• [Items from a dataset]
■ ■ ■ ■ ■
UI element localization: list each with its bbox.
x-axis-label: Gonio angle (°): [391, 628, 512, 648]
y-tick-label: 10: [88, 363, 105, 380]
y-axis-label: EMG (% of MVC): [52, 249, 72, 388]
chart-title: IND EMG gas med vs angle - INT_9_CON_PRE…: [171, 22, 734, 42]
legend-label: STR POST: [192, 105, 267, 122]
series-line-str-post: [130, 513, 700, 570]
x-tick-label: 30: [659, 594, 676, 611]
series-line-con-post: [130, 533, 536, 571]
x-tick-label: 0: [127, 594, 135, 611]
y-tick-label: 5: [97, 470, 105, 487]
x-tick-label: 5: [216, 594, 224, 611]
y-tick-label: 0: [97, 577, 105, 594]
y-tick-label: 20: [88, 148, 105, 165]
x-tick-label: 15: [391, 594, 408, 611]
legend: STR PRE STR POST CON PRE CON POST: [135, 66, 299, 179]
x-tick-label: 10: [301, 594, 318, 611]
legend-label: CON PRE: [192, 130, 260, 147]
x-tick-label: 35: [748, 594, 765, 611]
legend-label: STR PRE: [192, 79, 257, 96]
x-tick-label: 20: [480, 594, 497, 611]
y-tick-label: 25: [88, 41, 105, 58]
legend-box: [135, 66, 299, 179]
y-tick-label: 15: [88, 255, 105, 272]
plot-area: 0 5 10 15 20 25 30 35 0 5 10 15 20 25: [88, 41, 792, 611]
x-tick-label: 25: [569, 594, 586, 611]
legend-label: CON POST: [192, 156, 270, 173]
■ ■ ■ ■ ■
• [What is asked]
Count the lines in the records above that contain the string "angle". Reply with the number only.

• [Expected output]
2